▶ [Records about charts and figures]:
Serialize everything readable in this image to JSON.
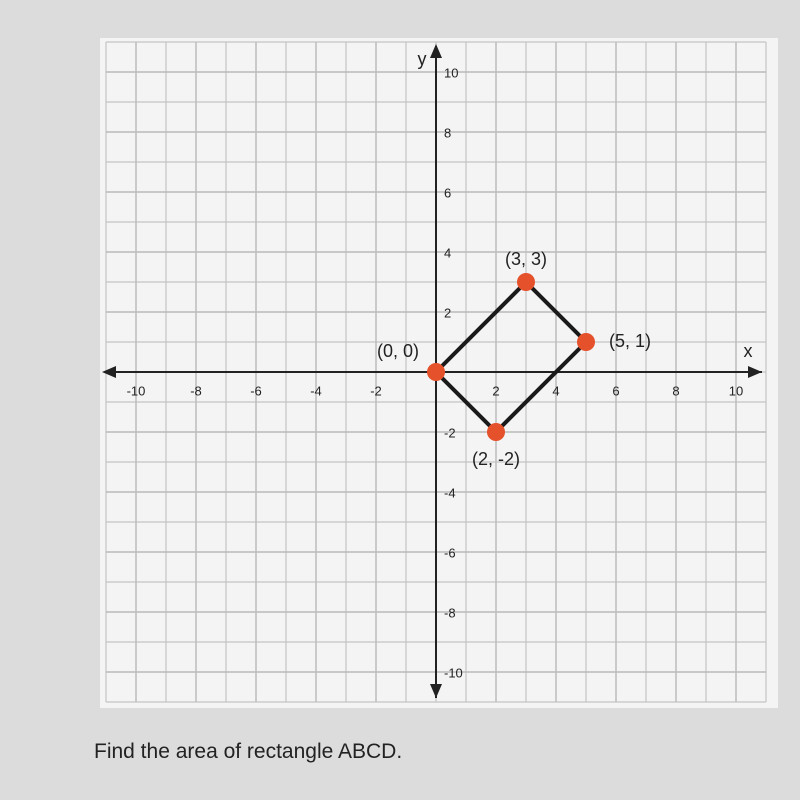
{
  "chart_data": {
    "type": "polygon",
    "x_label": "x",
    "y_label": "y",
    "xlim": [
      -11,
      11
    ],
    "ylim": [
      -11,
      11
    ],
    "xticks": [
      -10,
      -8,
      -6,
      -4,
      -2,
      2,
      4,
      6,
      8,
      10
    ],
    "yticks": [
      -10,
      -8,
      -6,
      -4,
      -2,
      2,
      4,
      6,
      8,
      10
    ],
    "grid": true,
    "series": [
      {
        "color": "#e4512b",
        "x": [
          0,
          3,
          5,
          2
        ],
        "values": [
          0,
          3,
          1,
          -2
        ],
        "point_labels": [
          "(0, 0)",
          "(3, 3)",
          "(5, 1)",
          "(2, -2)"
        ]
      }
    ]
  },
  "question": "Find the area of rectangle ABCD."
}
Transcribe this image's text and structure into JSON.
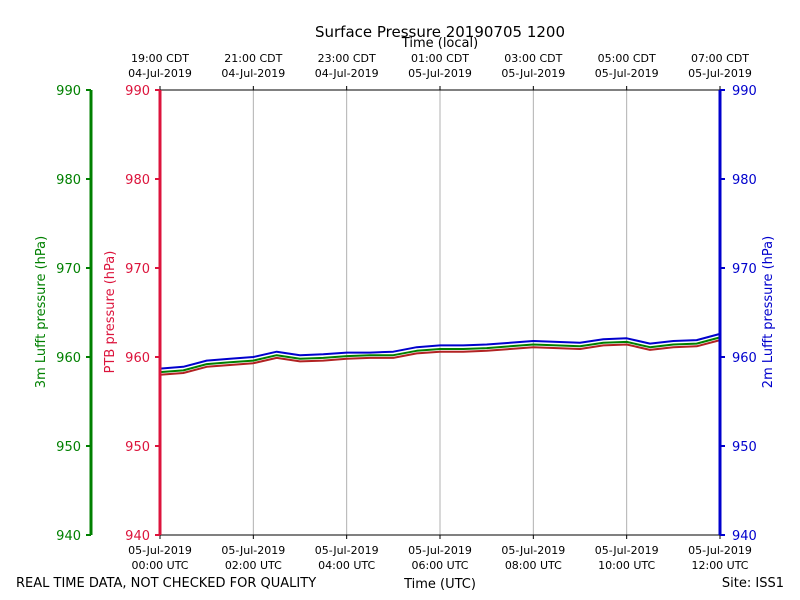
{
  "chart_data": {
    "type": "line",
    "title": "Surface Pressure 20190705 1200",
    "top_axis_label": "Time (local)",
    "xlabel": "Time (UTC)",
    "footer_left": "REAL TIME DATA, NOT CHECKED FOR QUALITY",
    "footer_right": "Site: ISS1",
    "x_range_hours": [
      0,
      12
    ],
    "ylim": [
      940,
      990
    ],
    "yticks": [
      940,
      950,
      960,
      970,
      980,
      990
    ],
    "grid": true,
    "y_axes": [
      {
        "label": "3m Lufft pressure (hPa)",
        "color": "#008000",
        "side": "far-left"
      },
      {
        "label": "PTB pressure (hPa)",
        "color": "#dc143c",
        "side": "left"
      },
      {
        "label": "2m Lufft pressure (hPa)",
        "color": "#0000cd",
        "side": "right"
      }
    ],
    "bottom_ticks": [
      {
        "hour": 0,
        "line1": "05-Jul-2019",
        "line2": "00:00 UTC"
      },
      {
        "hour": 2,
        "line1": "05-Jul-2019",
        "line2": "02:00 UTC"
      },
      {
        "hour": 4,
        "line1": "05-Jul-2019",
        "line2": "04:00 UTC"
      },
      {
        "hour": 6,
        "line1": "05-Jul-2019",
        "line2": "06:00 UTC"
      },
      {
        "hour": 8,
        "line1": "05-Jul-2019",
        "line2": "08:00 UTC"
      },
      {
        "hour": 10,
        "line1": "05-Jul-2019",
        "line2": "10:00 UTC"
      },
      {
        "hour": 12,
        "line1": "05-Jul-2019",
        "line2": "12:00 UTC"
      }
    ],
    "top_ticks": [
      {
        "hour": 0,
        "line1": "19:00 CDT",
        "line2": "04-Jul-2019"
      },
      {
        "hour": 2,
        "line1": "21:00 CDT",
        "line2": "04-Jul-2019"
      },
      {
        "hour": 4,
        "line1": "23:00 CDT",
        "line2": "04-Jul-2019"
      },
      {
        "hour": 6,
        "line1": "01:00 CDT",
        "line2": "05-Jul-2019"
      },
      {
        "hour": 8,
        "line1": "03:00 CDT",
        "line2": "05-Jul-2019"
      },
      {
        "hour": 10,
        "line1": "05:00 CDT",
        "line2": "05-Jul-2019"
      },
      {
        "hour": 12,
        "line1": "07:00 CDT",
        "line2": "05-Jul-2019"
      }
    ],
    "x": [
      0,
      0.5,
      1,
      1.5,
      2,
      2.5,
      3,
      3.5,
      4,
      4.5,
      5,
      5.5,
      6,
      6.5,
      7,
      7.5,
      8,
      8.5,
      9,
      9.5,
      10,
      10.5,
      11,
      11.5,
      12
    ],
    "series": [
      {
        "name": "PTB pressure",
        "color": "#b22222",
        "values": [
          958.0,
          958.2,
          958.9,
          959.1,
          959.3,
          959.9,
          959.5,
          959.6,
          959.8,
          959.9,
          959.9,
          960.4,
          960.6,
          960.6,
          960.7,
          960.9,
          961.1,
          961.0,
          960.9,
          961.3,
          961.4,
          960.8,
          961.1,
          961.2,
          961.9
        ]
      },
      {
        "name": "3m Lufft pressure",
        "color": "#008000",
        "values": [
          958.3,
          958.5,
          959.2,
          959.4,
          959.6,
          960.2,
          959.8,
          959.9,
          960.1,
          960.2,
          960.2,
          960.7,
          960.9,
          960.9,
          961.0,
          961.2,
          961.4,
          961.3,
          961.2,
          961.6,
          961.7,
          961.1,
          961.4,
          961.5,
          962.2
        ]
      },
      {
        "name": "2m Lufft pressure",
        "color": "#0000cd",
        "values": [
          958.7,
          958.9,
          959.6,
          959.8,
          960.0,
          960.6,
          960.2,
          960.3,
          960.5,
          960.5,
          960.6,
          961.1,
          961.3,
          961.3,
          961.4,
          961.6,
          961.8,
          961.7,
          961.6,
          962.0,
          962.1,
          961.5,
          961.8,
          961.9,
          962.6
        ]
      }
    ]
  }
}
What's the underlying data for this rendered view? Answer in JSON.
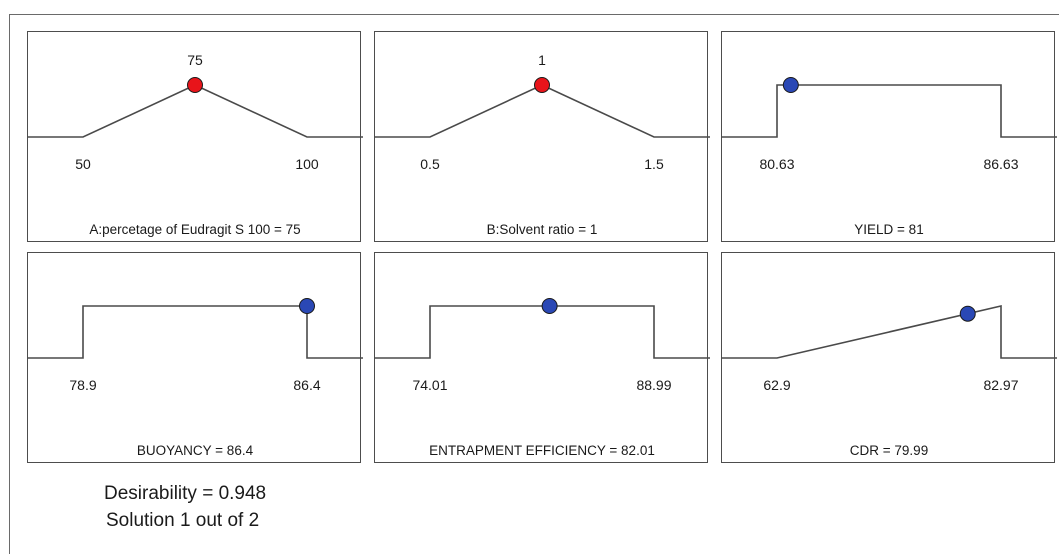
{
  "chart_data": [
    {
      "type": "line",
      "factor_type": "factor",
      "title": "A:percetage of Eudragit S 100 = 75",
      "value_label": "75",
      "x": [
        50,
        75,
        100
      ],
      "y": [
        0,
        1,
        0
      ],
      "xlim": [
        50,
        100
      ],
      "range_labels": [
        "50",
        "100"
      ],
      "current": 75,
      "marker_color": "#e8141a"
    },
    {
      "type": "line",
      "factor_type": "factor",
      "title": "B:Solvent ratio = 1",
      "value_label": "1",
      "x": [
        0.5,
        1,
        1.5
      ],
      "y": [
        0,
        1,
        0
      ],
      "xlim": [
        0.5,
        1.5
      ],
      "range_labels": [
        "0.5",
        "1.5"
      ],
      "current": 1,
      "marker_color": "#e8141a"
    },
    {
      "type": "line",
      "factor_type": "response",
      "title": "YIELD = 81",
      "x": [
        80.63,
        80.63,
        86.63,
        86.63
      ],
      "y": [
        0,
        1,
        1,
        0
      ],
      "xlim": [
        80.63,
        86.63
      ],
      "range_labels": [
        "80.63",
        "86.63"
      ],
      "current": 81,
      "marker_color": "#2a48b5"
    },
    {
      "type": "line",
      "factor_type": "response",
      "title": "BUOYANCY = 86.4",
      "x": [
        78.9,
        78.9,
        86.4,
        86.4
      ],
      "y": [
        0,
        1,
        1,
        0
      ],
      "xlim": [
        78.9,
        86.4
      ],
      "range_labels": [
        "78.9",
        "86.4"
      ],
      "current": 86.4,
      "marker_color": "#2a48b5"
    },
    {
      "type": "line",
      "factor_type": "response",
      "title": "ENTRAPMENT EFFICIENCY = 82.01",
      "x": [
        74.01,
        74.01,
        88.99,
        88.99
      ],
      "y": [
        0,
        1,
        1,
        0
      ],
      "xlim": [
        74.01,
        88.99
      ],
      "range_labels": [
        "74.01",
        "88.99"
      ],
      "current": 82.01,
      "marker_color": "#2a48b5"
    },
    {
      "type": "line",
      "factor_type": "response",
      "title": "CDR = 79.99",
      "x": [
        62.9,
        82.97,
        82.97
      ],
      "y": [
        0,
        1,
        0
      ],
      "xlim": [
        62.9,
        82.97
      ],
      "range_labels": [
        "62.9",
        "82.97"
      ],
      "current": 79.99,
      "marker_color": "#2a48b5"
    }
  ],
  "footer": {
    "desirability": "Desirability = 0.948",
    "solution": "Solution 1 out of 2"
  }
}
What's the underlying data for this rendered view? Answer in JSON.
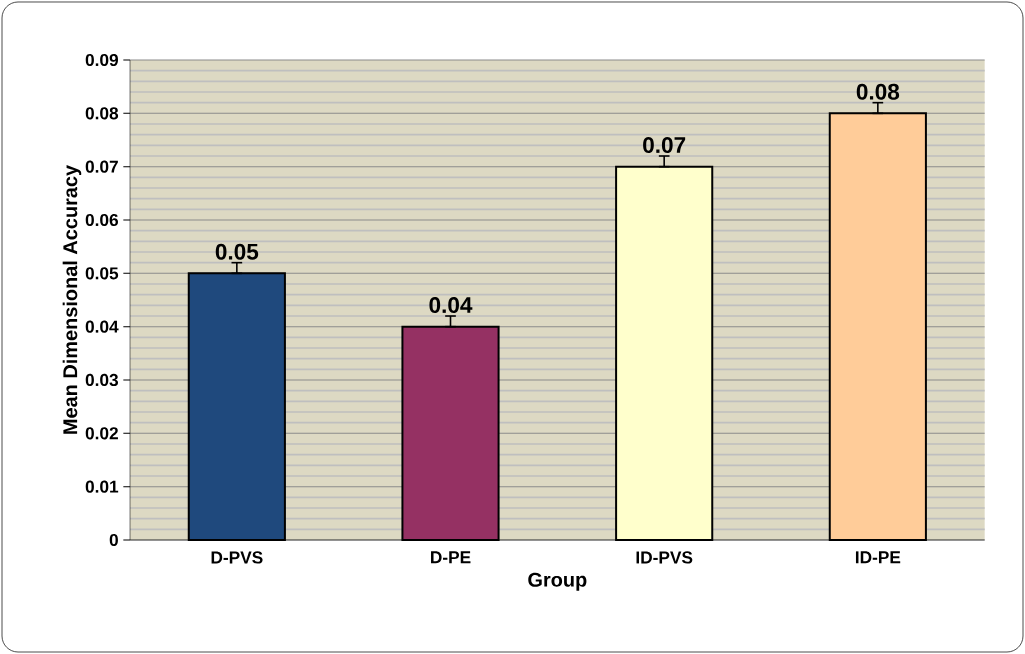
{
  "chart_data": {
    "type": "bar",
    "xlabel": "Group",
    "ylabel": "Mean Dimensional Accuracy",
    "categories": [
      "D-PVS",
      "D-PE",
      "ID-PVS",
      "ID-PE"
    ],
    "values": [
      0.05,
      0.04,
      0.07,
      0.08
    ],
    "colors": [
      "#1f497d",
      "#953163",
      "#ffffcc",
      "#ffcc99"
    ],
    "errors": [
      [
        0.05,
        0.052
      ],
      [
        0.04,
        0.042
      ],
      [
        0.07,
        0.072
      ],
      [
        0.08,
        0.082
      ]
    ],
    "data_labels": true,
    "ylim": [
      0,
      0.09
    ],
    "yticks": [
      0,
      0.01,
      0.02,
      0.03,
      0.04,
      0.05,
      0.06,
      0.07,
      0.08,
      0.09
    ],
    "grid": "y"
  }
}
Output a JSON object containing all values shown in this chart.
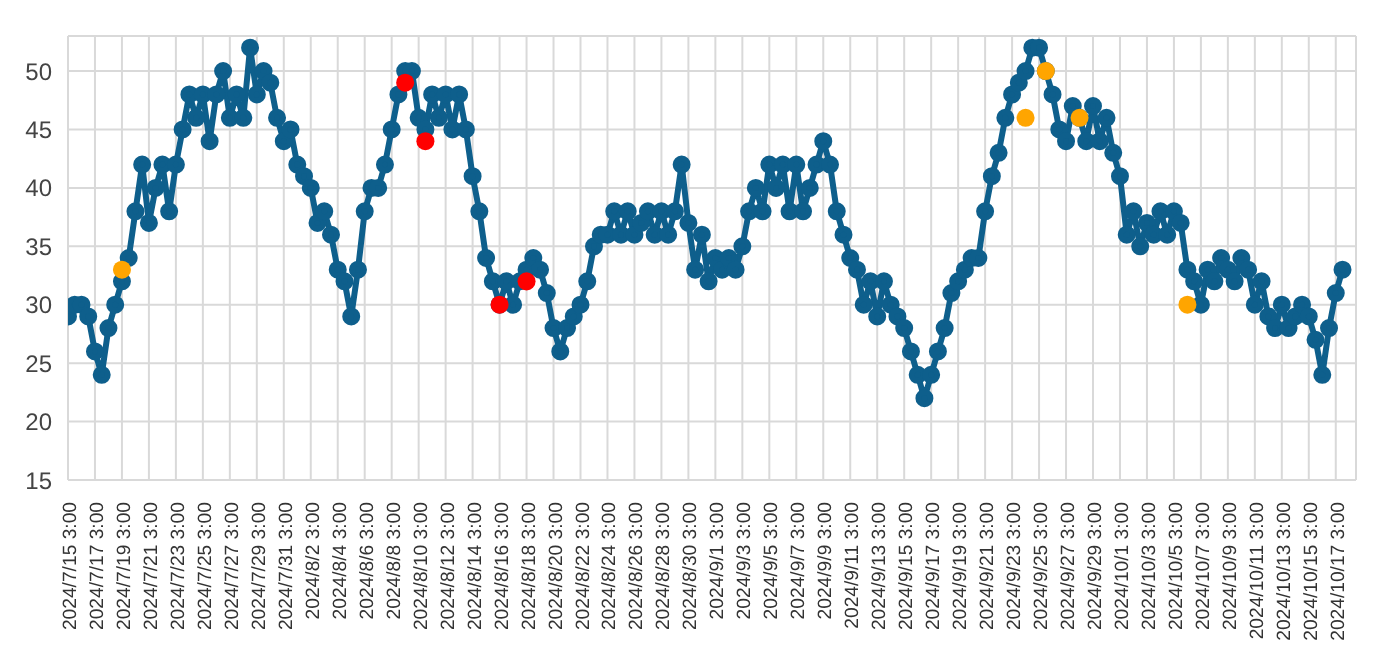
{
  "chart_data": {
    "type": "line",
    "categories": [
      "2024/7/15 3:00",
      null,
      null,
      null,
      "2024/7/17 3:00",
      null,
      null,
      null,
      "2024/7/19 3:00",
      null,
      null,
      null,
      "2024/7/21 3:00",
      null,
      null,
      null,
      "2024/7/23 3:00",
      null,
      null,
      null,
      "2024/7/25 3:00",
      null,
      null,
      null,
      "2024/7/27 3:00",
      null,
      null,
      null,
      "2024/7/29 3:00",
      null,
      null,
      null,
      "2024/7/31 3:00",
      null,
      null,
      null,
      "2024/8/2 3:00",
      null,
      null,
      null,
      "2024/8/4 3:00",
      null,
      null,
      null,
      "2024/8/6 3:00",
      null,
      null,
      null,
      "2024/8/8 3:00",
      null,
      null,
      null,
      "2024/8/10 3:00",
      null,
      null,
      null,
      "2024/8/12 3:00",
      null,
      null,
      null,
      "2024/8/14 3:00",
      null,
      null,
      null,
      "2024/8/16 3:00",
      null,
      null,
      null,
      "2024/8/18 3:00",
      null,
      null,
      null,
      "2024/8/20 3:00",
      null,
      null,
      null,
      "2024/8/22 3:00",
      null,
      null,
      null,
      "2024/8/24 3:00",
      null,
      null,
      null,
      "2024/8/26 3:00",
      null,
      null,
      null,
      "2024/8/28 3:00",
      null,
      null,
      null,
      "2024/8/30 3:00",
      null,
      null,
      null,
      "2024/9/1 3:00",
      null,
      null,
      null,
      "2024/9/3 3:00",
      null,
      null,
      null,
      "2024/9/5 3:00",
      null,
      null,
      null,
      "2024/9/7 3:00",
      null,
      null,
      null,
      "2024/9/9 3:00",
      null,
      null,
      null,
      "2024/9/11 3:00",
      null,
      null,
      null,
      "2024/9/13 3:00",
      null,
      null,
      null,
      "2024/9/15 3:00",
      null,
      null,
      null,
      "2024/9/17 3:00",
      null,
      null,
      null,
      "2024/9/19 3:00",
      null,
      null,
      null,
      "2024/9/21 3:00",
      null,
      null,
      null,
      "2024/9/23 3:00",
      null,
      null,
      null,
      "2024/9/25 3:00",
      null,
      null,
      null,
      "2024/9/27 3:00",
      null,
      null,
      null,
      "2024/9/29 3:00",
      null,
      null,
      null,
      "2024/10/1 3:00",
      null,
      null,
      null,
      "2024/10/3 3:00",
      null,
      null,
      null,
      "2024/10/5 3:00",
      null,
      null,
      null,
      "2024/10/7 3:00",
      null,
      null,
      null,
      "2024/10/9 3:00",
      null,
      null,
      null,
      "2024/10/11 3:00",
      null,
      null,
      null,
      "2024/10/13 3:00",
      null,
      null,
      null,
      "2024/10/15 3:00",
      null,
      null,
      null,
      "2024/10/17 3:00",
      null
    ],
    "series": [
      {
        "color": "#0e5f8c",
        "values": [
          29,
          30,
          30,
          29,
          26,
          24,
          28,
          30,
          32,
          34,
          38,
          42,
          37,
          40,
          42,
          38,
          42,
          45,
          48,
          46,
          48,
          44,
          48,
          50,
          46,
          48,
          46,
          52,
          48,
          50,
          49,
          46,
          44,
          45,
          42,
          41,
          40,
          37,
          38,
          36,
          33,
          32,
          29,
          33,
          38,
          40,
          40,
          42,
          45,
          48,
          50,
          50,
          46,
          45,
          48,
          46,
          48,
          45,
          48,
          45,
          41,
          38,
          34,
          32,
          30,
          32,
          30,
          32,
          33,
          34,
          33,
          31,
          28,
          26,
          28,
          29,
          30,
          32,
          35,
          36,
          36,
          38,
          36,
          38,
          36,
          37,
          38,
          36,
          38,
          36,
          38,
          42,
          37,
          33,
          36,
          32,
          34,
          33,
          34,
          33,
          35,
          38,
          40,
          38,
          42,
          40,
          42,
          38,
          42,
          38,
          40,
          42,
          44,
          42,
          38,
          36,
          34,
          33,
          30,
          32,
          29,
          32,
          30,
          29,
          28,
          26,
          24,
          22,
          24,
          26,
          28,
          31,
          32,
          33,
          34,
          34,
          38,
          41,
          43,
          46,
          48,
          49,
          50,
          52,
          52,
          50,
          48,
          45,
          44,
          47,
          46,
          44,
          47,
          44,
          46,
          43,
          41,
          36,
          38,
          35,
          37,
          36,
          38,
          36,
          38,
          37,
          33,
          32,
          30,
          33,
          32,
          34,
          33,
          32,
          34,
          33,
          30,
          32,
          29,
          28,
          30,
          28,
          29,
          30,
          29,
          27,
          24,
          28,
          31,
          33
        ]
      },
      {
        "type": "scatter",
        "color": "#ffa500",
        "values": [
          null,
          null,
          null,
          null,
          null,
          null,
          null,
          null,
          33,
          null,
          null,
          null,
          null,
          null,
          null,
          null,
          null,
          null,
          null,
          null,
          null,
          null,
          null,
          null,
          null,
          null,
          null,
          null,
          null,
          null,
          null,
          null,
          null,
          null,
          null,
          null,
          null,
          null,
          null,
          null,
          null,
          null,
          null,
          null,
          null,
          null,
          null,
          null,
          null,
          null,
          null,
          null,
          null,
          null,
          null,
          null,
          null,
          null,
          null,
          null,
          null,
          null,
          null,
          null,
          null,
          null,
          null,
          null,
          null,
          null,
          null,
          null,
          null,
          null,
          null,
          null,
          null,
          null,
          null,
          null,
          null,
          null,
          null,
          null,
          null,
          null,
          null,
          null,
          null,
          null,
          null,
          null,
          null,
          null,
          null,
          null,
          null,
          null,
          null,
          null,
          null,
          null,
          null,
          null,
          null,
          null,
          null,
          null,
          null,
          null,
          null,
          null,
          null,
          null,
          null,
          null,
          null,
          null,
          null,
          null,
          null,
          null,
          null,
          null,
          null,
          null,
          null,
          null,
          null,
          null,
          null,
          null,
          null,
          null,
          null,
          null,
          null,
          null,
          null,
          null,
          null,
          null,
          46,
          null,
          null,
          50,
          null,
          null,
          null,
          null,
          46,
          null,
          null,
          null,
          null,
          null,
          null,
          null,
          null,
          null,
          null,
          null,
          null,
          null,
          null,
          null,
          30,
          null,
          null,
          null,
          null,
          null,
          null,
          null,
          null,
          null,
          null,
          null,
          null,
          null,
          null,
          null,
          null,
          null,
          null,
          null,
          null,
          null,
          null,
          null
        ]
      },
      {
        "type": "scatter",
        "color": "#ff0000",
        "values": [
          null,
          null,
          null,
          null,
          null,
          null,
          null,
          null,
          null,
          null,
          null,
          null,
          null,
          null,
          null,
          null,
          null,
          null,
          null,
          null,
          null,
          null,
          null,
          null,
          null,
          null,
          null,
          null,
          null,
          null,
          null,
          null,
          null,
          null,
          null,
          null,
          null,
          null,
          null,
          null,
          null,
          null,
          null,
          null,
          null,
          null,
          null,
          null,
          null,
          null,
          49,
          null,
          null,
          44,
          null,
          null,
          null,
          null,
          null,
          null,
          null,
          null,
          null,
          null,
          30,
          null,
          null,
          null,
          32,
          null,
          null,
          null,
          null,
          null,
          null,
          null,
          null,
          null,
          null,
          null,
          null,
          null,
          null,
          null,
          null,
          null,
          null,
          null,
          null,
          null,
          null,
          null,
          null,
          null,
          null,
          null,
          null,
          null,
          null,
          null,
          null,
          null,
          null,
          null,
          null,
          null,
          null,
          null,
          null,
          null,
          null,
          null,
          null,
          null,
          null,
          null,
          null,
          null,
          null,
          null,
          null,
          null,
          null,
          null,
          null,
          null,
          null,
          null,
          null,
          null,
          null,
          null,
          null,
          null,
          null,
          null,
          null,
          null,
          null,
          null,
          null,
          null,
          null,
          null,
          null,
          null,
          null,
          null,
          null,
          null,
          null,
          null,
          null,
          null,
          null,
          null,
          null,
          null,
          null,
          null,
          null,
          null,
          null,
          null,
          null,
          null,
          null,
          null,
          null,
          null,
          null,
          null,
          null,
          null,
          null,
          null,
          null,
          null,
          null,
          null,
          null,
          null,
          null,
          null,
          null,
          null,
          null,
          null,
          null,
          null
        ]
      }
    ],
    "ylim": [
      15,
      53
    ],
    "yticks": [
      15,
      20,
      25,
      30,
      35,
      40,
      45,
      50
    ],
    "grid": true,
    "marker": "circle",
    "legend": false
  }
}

▶ [Do this]: Write out every line of the preceding listing that contains "name".

▶ [Task solution]:
        "name": "PTB pressure",
        "name": "3m Lufft pressure",
        "name": "2m Lufft pressure",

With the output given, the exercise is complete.